Write out the data again exactly, skipping every picture.
▽
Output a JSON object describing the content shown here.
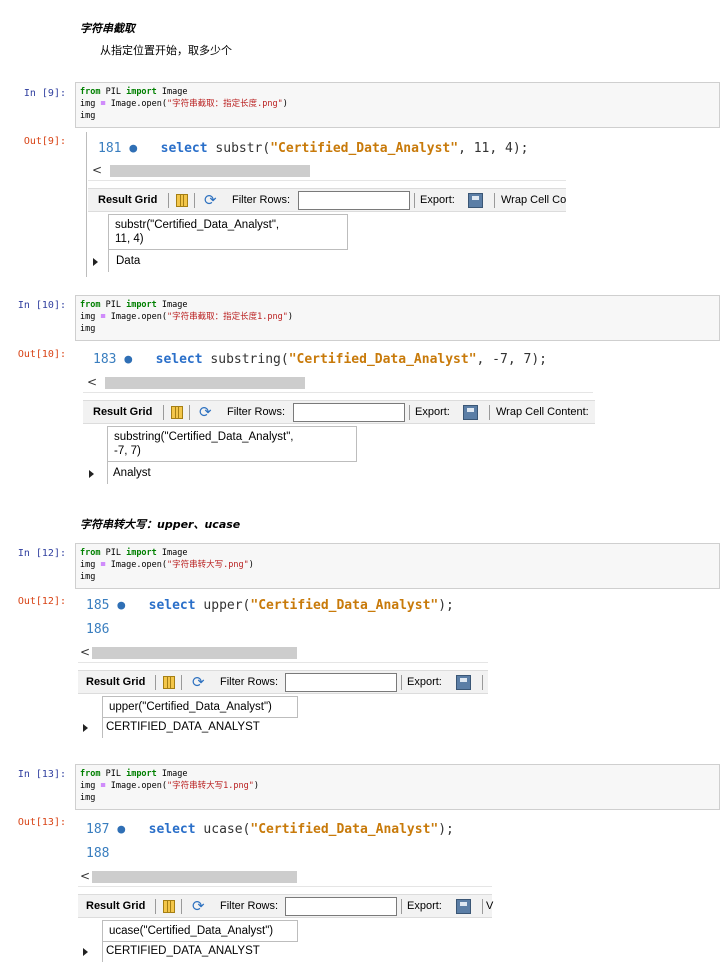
{
  "sections": {
    "substr_heading": "字符串截取",
    "substr_desc": "从指定位置开始，取多少个",
    "upper_heading": "字符串转大写：upper、ucase"
  },
  "code_common": {
    "from_kw": "from",
    "module": " PIL ",
    "import_kw": "import",
    "name": " Image",
    "img_assign": "img ",
    "eq": "=",
    "open_call": " Image.open(",
    "close_paren": ")",
    "img": "img"
  },
  "cells": [
    {
      "in_prompt": "In  [9]:",
      "out_prompt": "Out[9]:",
      "filename": "\"字符串截取：指定长度.png\"",
      "line_no": "181",
      "sql_kw": "select",
      "sql_fn": " substr(",
      "sql_str": "\"Certified_Data_Analyst\"",
      "sql_args": ", 11, 4);",
      "toolbar": {
        "result_grid": "Result Grid",
        "filter_rows": "Filter Rows:",
        "export": "Export:",
        "wrap": "Wrap Cell Co"
      },
      "column_header_1": "substr(\"Certified_Data_Analyst\",",
      "column_header_2": "11, 4)",
      "value": "Data"
    },
    {
      "in_prompt": "In  [10]:",
      "out_prompt": "Out[10]:",
      "filename": "\"字符串截取：指定长度1.png\"",
      "line_no": "183",
      "sql_kw": "select",
      "sql_fn": " substring(",
      "sql_str": "\"Certified_Data_Analyst\"",
      "sql_args": ", -7, 7);",
      "toolbar": {
        "result_grid": "Result Grid",
        "filter_rows": "Filter Rows:",
        "export": "Export:",
        "wrap": "Wrap Cell Content:"
      },
      "column_header_1": "substring(\"Certified_Data_Analyst\",",
      "column_header_2": "-7, 7)",
      "value": "Analyst"
    },
    {
      "in_prompt": "In  [12]:",
      "out_prompt": "Out[12]:",
      "filename": "\"字符串转大写.png\"",
      "line_no": "185",
      "line_no_2": "186",
      "sql_kw": "select",
      "sql_fn": " upper(",
      "sql_str": "\"Certified_Data_Analyst\"",
      "sql_args": ");",
      "toolbar": {
        "result_grid": "Result Grid",
        "filter_rows": "Filter Rows:",
        "export": "Export:"
      },
      "column_header_1": "upper(\"Certified_Data_Analyst\")",
      "value": "CERTIFIED_DATA_ANALYST"
    },
    {
      "in_prompt": "In  [13]:",
      "out_prompt": "Out[13]:",
      "filename": "\"字符串转大写1.png\"",
      "line_no": "187",
      "line_no_2": "188",
      "sql_kw": "select",
      "sql_fn": " ucase(",
      "sql_str": "\"Certified_Data_Analyst\"",
      "sql_args": ");",
      "toolbar": {
        "result_grid": "Result Grid",
        "filter_rows": "Filter Rows:",
        "export": "Export:",
        "wrap": "V"
      },
      "column_header_1": "ucase(\"Certified_Data_Analyst\")",
      "value": "CERTIFIED_DATA_ANALYST"
    }
  ],
  "ui": {
    "scroll_left": "<",
    "bullet": "●"
  }
}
△
Full solution:
Output a JSON object describing the content shown here.
{
  "sections": {
    "substr_heading": "字符串截取",
    "substr_desc": "从指定位置开始，取多少个",
    "upper_heading": "字符串转大写：upper、ucase"
  },
  "code_common": {
    "from_kw": "from",
    "module": " PIL ",
    "import_kw": "import",
    "name": " Image",
    "img_assign": "img ",
    "eq": "=",
    "open_call": " Image.open(",
    "close_paren": ")",
    "img": "img"
  },
  "cells": [
    {
      "in_prompt": "In  [9]:",
      "out_prompt": "Out[9]:",
      "filename": "\"字符串截取：指定长度.png\"",
      "line_no": "181",
      "sql_kw": "select",
      "sql_fn": " substr(",
      "sql_str": "\"Certified_Data_Analyst\"",
      "sql_args": ", 11, 4);",
      "toolbar": {
        "result_grid": "Result Grid",
        "filter_rows": "Filter Rows:",
        "export": "Export:",
        "wrap": "Wrap Cell Co"
      },
      "column_header_1": "substr(\"Certified_Data_Analyst\",",
      "column_header_2": "11, 4)",
      "value": "Data"
    },
    {
      "in_prompt": "In  [10]:",
      "out_prompt": "Out[10]:",
      "filename": "\"字符串截取：指定长度1.png\"",
      "line_no": "183",
      "sql_kw": "select",
      "sql_fn": " substring(",
      "sql_str": "\"Certified_Data_Analyst\"",
      "sql_args": ", -7, 7);",
      "toolbar": {
        "result_grid": "Result Grid",
        "filter_rows": "Filter Rows:",
        "export": "Export:",
        "wrap": "Wrap Cell Content:"
      },
      "column_header_1": "substring(\"Certified_Data_Analyst\",",
      "column_header_2": "-7, 7)",
      "value": "Analyst"
    },
    {
      "in_prompt": "In  [12]:",
      "out_prompt": "Out[12]:",
      "filename": "\"字符串转大写.png\"",
      "line_no": "185",
      "line_no_2": "186",
      "sql_kw": "select",
      "sql_fn": " upper(",
      "sql_str": "\"Certified_Data_Analyst\"",
      "sql_args": ");",
      "toolbar": {
        "result_grid": "Result Grid",
        "filter_rows": "Filter Rows:",
        "export": "Export:"
      },
      "column_header_1": "upper(\"Certified_Data_Analyst\")",
      "value": "CERTIFIED_DATA_ANALYST"
    },
    {
      "in_prompt": "In  [13]:",
      "out_prompt": "Out[13]:",
      "filename": "\"字符串转大写1.png\"",
      "line_no": "187",
      "line_no_2": "188",
      "sql_kw": "select",
      "sql_fn": " ucase(",
      "sql_str": "\"Certified_Data_Analyst\"",
      "sql_args": ");",
      "toolbar": {
        "result_grid": "Result Grid",
        "filter_rows": "Filter Rows:",
        "export": "Export:",
        "wrap": "V"
      },
      "column_header_1": "ucase(\"Certified_Data_Analyst\")",
      "value": "CERTIFIED_DATA_ANALYST"
    }
  ],
  "ui": {
    "scroll_left": "<",
    "bullet": "●"
  }
}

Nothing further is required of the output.